Given exercise:
Records follow. Select each line holding "специалист".

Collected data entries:
## Start

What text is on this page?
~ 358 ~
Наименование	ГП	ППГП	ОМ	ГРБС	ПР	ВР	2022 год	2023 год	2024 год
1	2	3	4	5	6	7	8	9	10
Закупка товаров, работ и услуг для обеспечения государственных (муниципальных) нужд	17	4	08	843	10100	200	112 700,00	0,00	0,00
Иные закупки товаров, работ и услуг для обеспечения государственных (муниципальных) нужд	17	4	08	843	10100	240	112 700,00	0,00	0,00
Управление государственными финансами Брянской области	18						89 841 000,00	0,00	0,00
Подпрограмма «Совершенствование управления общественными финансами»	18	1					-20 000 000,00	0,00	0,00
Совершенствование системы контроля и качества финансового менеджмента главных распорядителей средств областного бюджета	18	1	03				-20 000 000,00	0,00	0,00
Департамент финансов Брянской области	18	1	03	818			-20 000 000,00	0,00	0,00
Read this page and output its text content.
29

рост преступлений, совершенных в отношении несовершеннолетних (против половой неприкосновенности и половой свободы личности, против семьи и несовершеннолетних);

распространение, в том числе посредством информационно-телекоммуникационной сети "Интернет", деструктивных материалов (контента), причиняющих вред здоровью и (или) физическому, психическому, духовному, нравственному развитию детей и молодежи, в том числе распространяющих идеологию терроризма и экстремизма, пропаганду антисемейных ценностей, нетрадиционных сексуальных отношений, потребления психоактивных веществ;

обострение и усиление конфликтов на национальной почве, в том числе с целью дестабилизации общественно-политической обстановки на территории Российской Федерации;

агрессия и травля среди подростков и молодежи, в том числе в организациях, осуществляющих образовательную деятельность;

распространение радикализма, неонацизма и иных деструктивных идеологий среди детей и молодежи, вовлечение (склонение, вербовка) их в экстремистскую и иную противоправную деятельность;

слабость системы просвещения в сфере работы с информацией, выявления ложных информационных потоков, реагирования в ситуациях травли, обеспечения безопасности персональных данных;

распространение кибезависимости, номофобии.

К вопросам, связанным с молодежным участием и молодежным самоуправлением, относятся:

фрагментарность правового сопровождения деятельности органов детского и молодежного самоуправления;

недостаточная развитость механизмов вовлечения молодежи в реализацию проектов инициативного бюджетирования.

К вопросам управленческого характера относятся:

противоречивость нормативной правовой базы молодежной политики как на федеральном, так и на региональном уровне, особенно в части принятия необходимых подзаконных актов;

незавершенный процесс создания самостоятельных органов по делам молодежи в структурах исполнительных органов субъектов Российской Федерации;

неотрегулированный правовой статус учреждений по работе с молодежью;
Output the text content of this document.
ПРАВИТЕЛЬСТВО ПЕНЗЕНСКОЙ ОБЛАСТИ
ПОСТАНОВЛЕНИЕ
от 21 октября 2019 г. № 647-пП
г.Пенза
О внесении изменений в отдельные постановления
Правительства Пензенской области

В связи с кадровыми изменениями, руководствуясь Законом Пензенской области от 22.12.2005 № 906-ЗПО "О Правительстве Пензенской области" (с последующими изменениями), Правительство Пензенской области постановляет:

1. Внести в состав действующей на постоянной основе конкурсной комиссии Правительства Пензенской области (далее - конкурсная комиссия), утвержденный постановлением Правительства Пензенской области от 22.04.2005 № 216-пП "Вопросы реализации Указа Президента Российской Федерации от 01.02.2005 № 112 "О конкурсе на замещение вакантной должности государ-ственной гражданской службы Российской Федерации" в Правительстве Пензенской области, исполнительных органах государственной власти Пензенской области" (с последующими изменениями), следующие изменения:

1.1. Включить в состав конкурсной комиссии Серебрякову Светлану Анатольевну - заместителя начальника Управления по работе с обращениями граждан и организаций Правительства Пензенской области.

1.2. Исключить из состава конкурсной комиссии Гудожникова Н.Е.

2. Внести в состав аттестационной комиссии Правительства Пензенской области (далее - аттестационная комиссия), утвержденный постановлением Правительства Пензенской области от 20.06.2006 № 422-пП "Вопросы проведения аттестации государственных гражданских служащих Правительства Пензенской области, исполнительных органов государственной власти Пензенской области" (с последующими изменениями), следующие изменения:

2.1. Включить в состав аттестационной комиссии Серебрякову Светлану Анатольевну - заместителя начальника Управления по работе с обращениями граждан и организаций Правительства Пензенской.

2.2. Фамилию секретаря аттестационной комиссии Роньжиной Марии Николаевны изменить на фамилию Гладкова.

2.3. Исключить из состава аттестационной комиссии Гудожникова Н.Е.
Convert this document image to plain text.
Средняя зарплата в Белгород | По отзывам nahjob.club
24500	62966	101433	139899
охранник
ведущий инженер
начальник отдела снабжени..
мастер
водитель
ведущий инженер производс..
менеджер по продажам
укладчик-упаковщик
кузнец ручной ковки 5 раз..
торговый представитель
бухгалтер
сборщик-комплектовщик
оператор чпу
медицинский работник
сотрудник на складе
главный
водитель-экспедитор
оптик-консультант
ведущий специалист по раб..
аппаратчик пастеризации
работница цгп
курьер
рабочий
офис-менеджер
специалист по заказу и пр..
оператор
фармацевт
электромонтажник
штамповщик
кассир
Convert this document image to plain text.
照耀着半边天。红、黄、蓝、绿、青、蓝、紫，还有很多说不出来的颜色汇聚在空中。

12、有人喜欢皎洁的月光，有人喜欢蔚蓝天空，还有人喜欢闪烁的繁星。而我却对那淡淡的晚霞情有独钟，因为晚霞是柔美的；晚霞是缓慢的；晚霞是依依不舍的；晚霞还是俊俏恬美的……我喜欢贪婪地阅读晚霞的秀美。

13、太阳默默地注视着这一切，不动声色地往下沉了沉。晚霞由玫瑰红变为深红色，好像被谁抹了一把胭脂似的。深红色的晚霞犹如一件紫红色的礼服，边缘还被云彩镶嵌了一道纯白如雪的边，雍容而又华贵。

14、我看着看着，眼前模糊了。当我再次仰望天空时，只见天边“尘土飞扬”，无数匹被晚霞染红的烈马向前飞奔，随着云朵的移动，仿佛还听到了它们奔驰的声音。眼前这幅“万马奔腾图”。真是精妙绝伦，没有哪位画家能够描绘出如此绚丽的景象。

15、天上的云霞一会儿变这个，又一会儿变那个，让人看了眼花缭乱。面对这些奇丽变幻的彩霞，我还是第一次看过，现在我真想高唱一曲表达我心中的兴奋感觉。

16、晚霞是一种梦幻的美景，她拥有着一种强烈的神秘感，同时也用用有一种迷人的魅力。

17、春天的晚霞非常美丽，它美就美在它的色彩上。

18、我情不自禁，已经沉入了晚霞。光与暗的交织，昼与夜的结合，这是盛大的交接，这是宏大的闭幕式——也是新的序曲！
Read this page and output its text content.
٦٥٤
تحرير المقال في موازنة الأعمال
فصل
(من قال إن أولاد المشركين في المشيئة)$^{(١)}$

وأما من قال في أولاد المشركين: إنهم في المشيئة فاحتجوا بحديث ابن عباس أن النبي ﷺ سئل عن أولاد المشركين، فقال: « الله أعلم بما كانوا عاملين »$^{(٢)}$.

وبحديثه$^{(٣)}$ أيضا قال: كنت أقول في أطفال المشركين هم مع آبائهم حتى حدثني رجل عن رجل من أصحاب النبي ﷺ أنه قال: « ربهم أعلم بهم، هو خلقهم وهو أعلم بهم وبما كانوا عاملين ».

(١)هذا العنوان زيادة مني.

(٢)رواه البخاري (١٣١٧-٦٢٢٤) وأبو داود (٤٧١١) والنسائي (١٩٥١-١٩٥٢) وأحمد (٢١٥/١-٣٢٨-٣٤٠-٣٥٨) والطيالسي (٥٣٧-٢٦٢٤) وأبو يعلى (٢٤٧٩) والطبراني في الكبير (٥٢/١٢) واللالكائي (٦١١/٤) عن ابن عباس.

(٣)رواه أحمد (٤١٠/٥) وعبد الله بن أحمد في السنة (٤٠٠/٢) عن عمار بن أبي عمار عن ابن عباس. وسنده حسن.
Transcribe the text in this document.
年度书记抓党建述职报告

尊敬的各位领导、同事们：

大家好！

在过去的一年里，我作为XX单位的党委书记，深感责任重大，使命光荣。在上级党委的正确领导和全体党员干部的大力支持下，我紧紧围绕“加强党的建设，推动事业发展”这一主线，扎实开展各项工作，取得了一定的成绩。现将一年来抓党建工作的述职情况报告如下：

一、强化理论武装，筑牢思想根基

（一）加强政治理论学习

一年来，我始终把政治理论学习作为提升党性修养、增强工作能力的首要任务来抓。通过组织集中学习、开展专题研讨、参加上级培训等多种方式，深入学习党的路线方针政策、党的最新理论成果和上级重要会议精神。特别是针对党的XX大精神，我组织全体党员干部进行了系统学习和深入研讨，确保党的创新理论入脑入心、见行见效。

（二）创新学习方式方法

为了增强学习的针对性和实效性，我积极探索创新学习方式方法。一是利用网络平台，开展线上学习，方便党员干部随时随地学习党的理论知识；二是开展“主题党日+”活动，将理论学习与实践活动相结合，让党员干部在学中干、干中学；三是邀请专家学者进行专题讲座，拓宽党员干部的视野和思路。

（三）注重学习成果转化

## End

Output of the exercise:
ведущий специалист по раб..
специалист по заказу и пр..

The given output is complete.